-------- Listed records --------
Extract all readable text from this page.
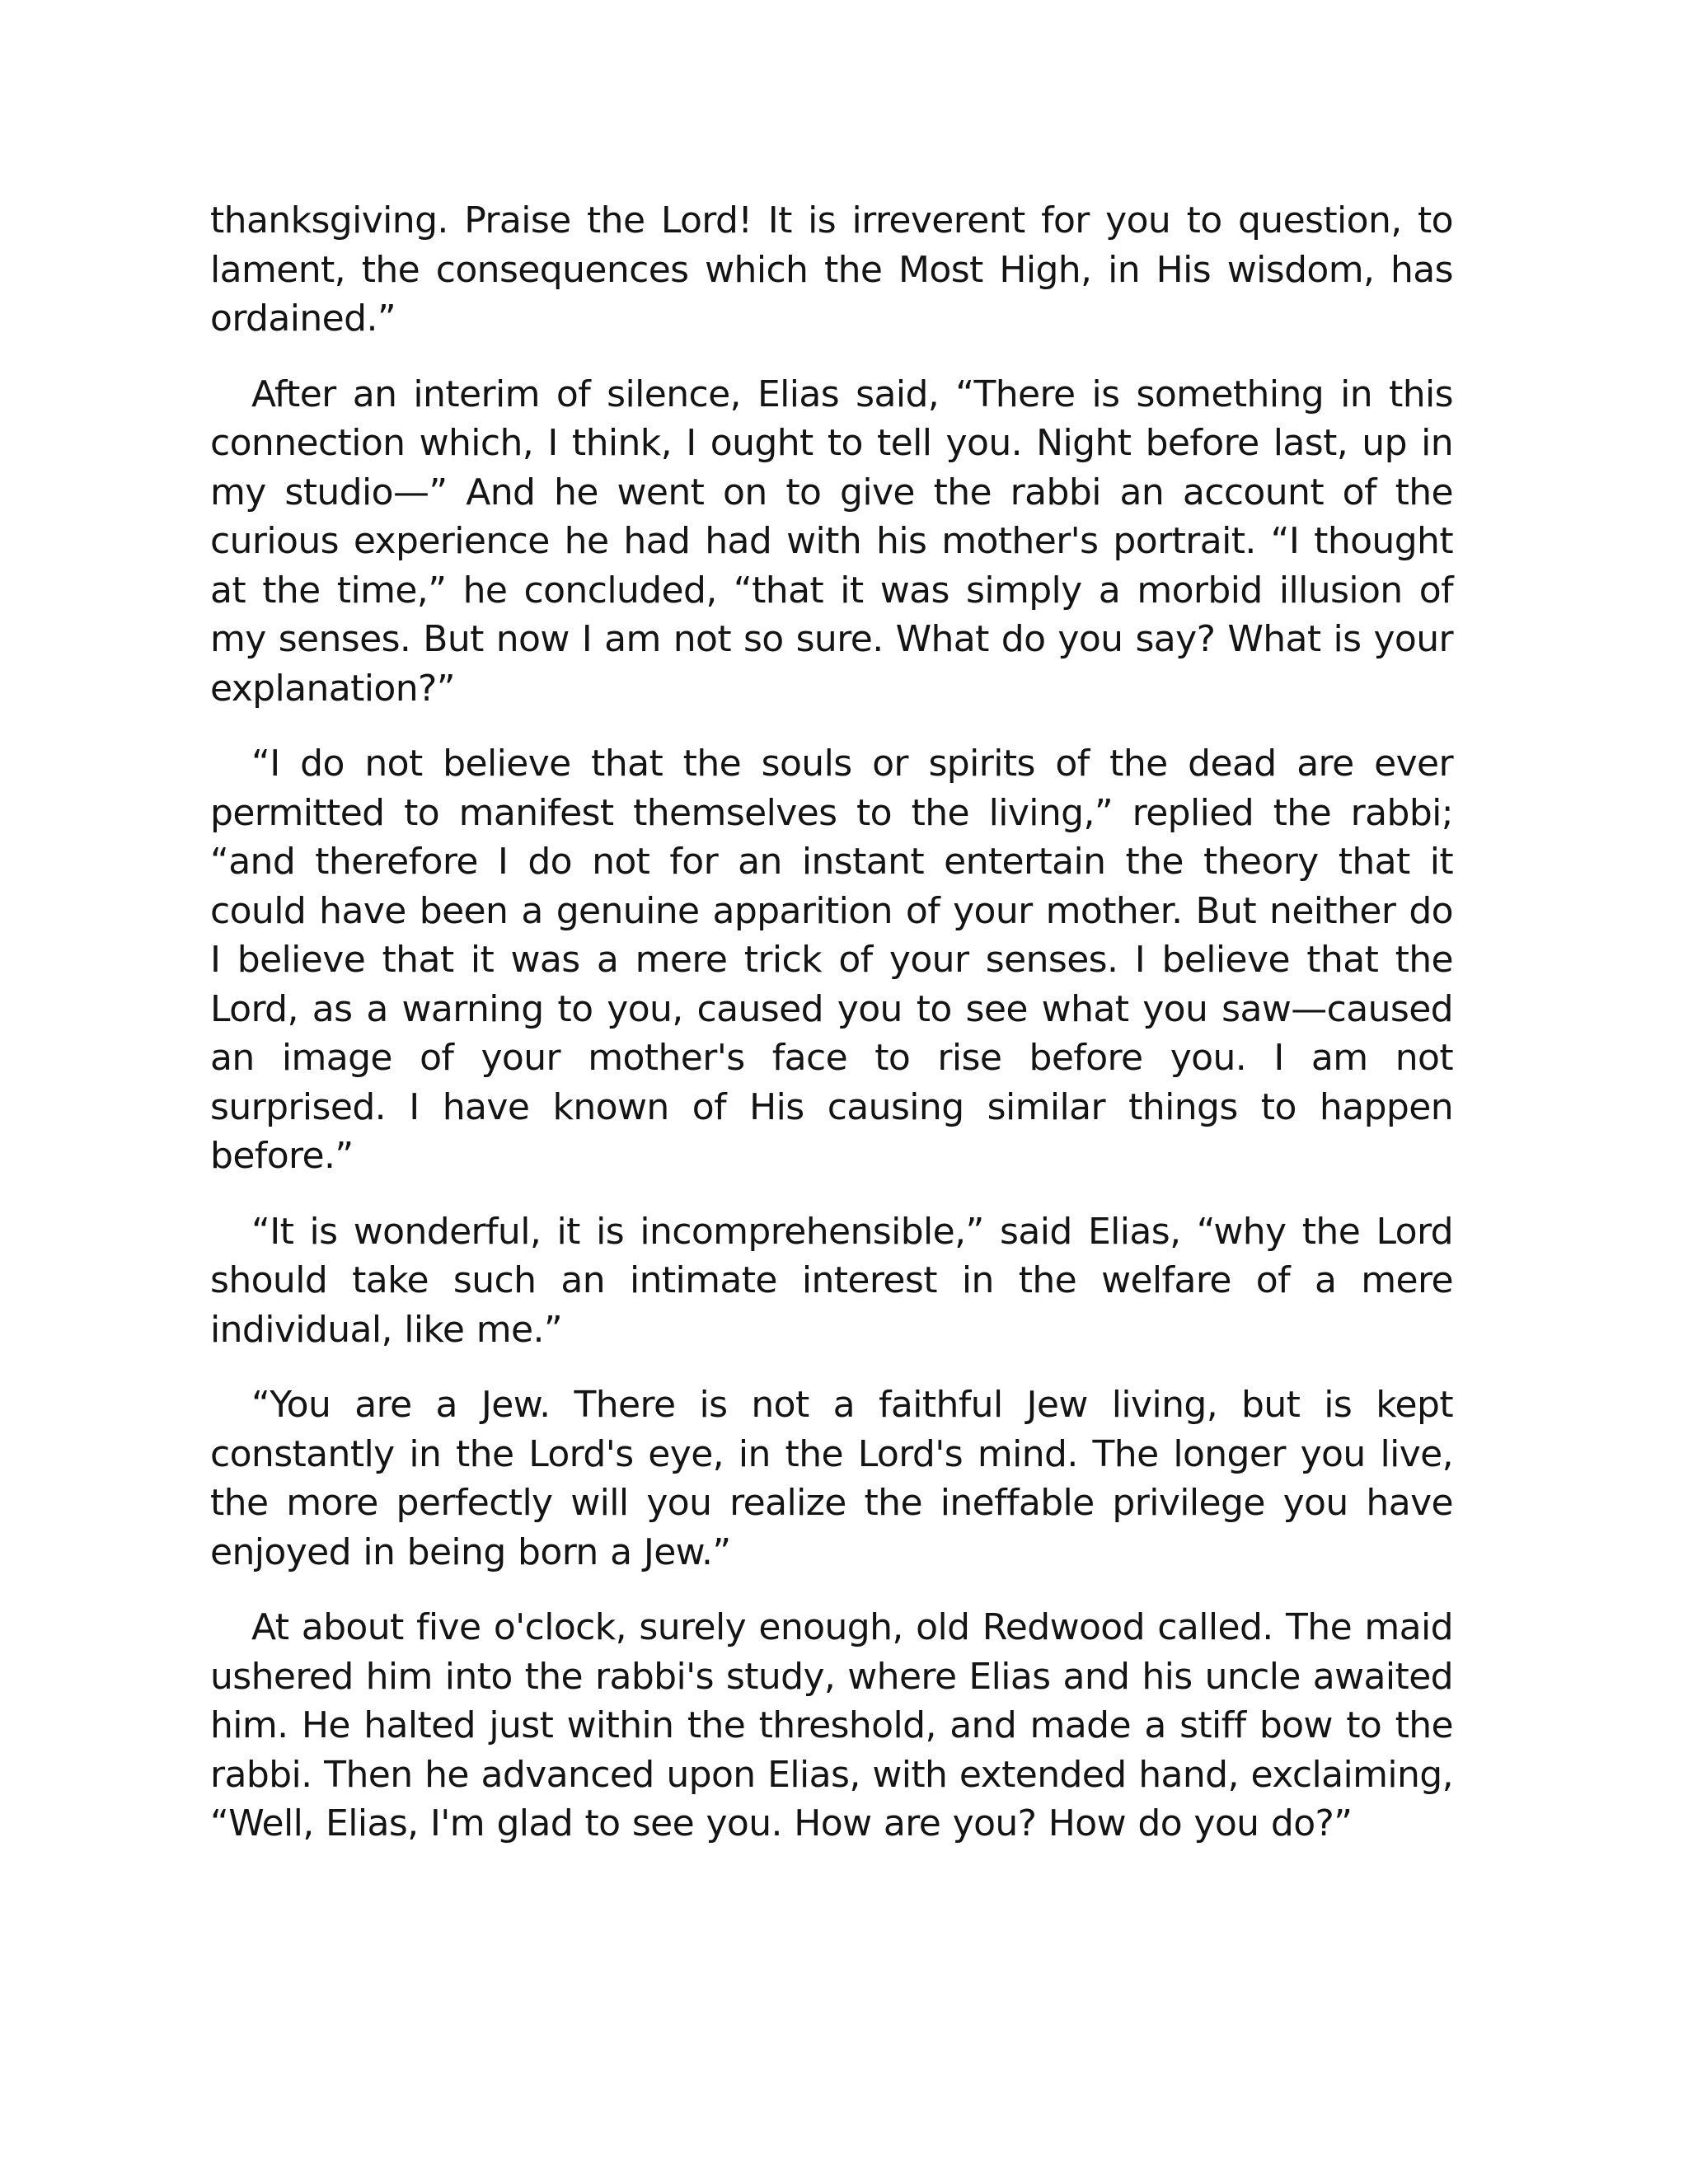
thanksgiving. Praise the Lord! It is irreverent for you to question, to lament, the consequences which the Most High, in His wisdom, has ordained.”

After an interim of silence, Elias said, “There is something in this connection which, I think, I ought to tell you. Night before last, up in my studio—” And he went on to give the rabbi an account of the curious experience he had had with his mother's portrait. “I thought at the time,” he concluded, “that it was simply a morbid illusion of my senses. But now I am not so sure. What do you say? What is your explanation?”

“I do not believe that the souls or spirits of the dead are ever permitted to manifest themselves to the living,” replied the rabbi; “and therefore I do not for an instant entertain the theory that it could have been a genuine apparition of your mother. But neither do I believe that it was a mere trick of your senses. I believe that the Lord, as a warning to you, caused you to see what you saw—caused an image of your mother's face to rise before you. I am not surprised. I have known of His causing similar things to happen before.”

“It is wonderful, it is incomprehensible,” said Elias, “why the Lord should take such an intimate interest in the welfare of a mere individual, like me.”

“You are a Jew. There is not a faithful Jew living, but is kept constantly in the Lord's eye, in the Lord's mind. The longer you live, the more perfectly will you realize the ineffable privilege you have enjoyed in being born a Jew.”

At about five o'clock, surely enough, old Redwood called. The maid ushered him into the rabbi's study, where Elias and his uncle awaited him. He halted just within the threshold, and made a stiff bow to the rabbi. Then he advanced upon Elias, with extended hand, exclaiming, “Well, Elias, I'm glad to see you. How are you? How do you do?”
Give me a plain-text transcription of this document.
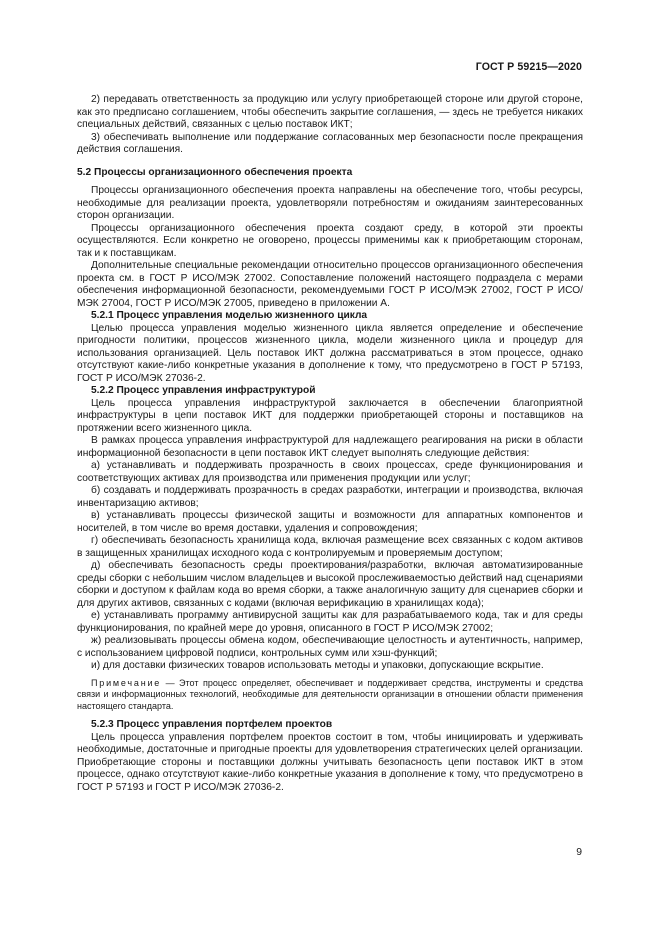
ГОСТ Р 59215—2020

2) передавать ответственность за продукцию или услугу приобретающей стороне или другой стороне, как это предписано соглашением, чтобы обеспечить закрытие соглашения, — здесь не требуется никаких специальных действий, связанных с целью поставок ИКТ;

3) обеспечивать выполнение или поддержание согласованных мер безопасности после прекращения действия соглашения.

5.2 Процессы организационного обеспечения проекта

Процессы организационного обеспечения проекта направлены на обеспечение того, чтобы ресурсы, необходимые для реализации проекта, удовлетворяли потребностям и ожиданиям заинтересованных сторон организации.

Процессы организационного обеспечения проекта создают среду, в которой эти проекты осуществляются. Если конкретно не оговорено, процессы применимы как к приобретающим сторонам, так и к поставщикам.

Дополнительные специальные рекомендации относительно процессов организационного обеспечения проекта см. в ГОСТ Р ИСО/МЭК 27002. Сопоставление положений настоящего подраздела с мерами обеспечения информационной безопасности, рекомендуемыми ГОСТ Р ИСО/МЭК 27002, ГОСТ Р ИСО/МЭК 27004, ГОСТ Р ИСО/МЭК 27005, приведено в приложении А.

5.2.1 Процесс управления моделью жизненного цикла

Целью процесса управления моделью жизненного цикла является определение и обеспечение пригодности политики, процессов жизненного цикла, модели жизненного цикла и процедур для использования организацией. Цель поставок ИКТ должна рассматриваться в этом процессе, однако отсутствуют какие-либо конкретные указания в дополнение к тому, что предусмотрено в ГОСТ Р 57193, ГОСТ Р ИСО/МЭК 27036-2.

5.2.2 Процесс управления инфраструктурой

Цель процесса управления инфраструктурой заключается в обеспечении благоприятной инфраструктуры в цепи поставок ИКТ для поддержки приобретающей стороны и поставщиков на протяжении всего жизненного цикла.

В рамках процесса управления инфраструктурой для надлежащего реагирования на риски в области информационной безопасности в цепи поставок ИКТ следует выполнять следующие действия:

а) устанавливать и поддерживать прозрачность в своих процессах, среде функционирования и соответствующих активах для производства или применения продукции или услуг;

б) создавать и поддерживать прозрачность в средах разработки, интеграции и производства, включая инвентаризацию активов;

в) устанавливать процессы физической защиты и возможности для аппаратных компонентов и носителей, в том числе во время доставки, удаления и сопровождения;

г) обеспечивать безопасность хранилища кода, включая размещение всех связанных с кодом активов в защищенных хранилищах исходного кода с контролируемым и проверяемым доступом;

д) обеспечивать безопасность среды проектирования/разработки, включая автоматизированные среды сборки с небольшим числом владельцев и высокой прослеживаемостью действий над сценариями сборки и доступом к файлам кода во время сборки, а также аналогичную защиту для сценариев сборки и для других активов, связанных с кодами (включая верификацию в хранилищах кода);

е) устанавливать программу антивирусной защиты как для разрабатываемого кода, так и для среды функционирования, по крайней мере до уровня, описанного в ГОСТ Р ИСО/МЭК 27002;

ж) реализовывать процессы обмена кодом, обеспечивающие целостность и аутентичность, например, с использованием цифровой подписи, контрольных сумм или хэш-функций;

и) для доставки физических товаров использовать методы и упаковки, допускающие вскрытие.

Примечание — Этот процесс определяет, обеспечивает и поддерживает средства, инструменты и средства связи и информационных технологий, необходимые для деятельности организации в отношении области применения настоящего стандарта.

5.2.3 Процесс управления портфелем проектов

Цель процесса управления портфелем проектов состоит в том, чтобы инициировать и удерживать необходимые, достаточные и пригодные проекты для удовлетворения стратегических целей организации. Приобретающие стороны и поставщики должны учитывать безопасность цепи поставок ИКТ в этом процессе, однако отсутствуют какие-либо конкретные указания в дополнение к тому, что предусмотрено в ГОСТ Р 57193 и ГОСТ Р ИСО/МЭК 27036-2.

9
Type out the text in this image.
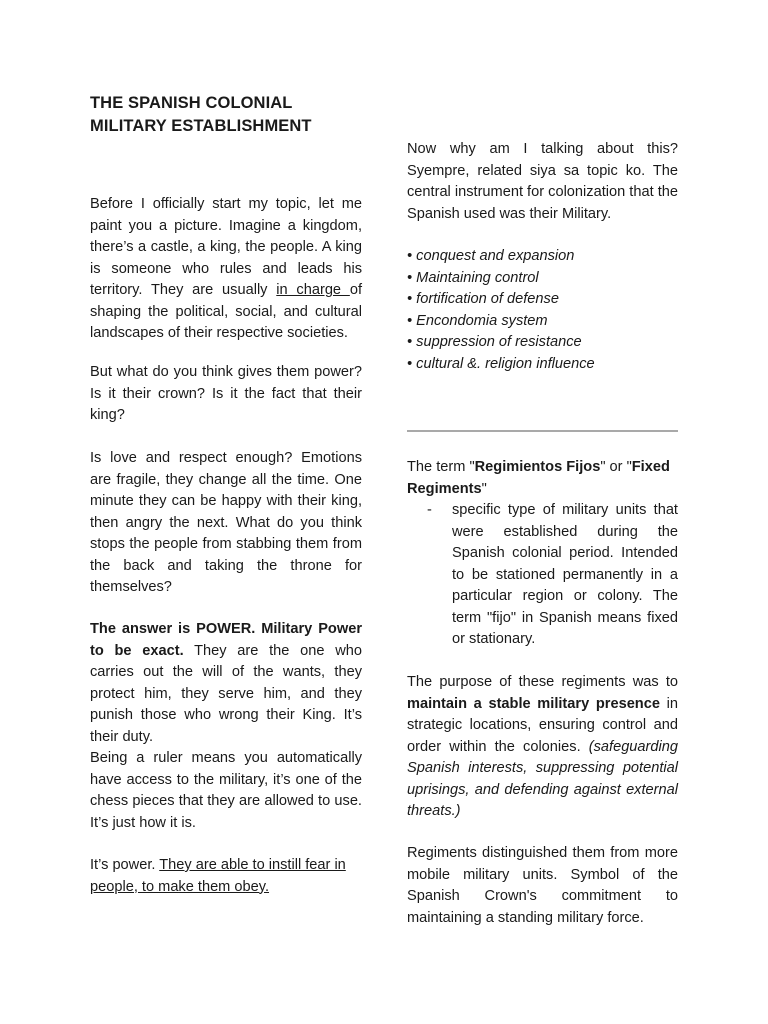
THE SPANISH COLONIAL
MILITARY ESTABLISHMENT

Before I officially start my topic, let me paint you a picture. Imagine a kingdom, there’s a castle, a king, the people. A king is someone who rules and leads his territory. They are usually in charge of shaping the political, social, and cultural landscapes of their respective societies.

But what do you think gives them power? Is it their crown? Is it the fact that their king?

Is love and respect enough? Emotions are fragile, they change all the time. One minute they can be happy with their king, then angry the next. What do you think stops the people from stabbing them from the back and taking the throne for themselves?

The answer is POWER. Military Power to be exact. They are the one who carries out the will of the wants, they protect him, they serve him, and they punish those who wrong their King. It’s their duty.

Being a ruler means you automatically have access to the military, it’s one of the chess pieces that they are allowed to use. It’s just how it is.

It’s power. They are able to instill fear in people, to make them obey.

Now why am I talking about this? Syempre, related siya sa topic ko. The central instrument for colonization that the Spanish used was their Military.

• conquest and expansion
• Maintaining control
• fortification of defense
• Encondomia system
• suppression of resistance
• cultural &. religion influence

The term "Regimientos Fijos" or "Fixed Regiments"

- specific type of military units that were established during the Spanish colonial period. Intended to be stationed permanently in a particular region or colony. The term "fijo" in Spanish means fixed or stationary.

The purpose of these regiments was to maintain a stable military presence in strategic locations, ensuring control and order within the colonies. (safeguarding Spanish interests, suppressing potential uprisings, and defending against external threats.)

Regiments distinguished them from more mobile military units. Symbol of the Spanish Crown's commitment to maintaining a standing military force.
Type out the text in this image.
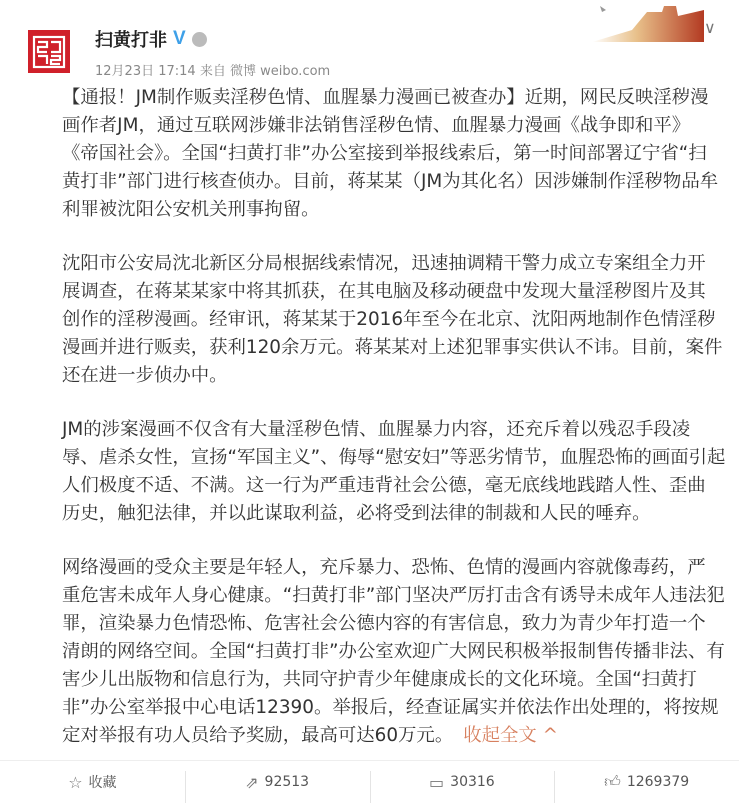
扫黄打非 V
12月23日 17:14 来自 微博 weibo.com
∨
【通报！JM制作贩卖淫秽色情、血腥暴力漫画已被查办】近期，网民反映淫秽漫
画作者JM，通过互联网涉嫌非法销售淫秽色情、血腥暴力漫画《战争即和平》
《帝国社会》。全国“扫黄打非”办公室接到举报线索后，第一时间部署辽宁省“扫
黄打非”部门进行核查侦办。目前，蒋某某（JM为其化名）因涉嫌制作淫秽物品牟
利罪被沈阳公安机关刑事拘留。
沈阳市公安局沈北新区分局根据线索情况，迅速抽调精干警力成立专案组全力开
展调查，在蒋某某家中将其抓获，在其电脑及移动硬盘中发现大量淫秽图片及其
创作的淫秽漫画。经审讯，蒋某某于2016年至今在北京、沈阳两地制作色情淫秽
漫画并进行贩卖，获利120余万元。蒋某某对上述犯罪事实供认不讳。目前，案件
还在进一步侦办中。
JM的涉案漫画不仅含有大量淫秽色情、血腥暴力内容，还充斥着以残忍手段凌
辱、虐杀女性，宣扬“军国主义”、侮辱“慰安妇”等恶劣情节，血腥恐怖的画面引起
人们极度不适、不满。这一行为严重违背社会公德，毫无底线地践踏人性、歪曲
历史，触犯法律，并以此谋取利益，必将受到法律的制裁和人民的唾弃。
网络漫画的受众主要是年轻人，充斥暴力、恐怖、色情的漫画内容就像毒药，严
重危害未成年人身心健康。“扫黄打非”部门坚决严厉打击含有诱导未成年人违法犯
罪，渲染暴力色情恐怖、危害社会公德内容的有害信息，致力为青少年打造一个
清朗的网络空间。全国“扫黄打非”办公室欢迎广大网民积极举报制售传播非法、有
害少儿出版物和信息行为，共同守护青少年健康成长的文化环境。全国“扫黄打
非”办公室举报中心电话12390。举报后，经查证属实并依法作出处理的，将按规
定对举报有功人员给予奖励，最高可达60万元。 收起全文 ^
☆ 收藏	⇗ 92513	▭ 30316	👍︎ 1269379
--------
__Set task__: Count the lines in the records above that hold the word "which", and give only that number.

__Finished answer__: 2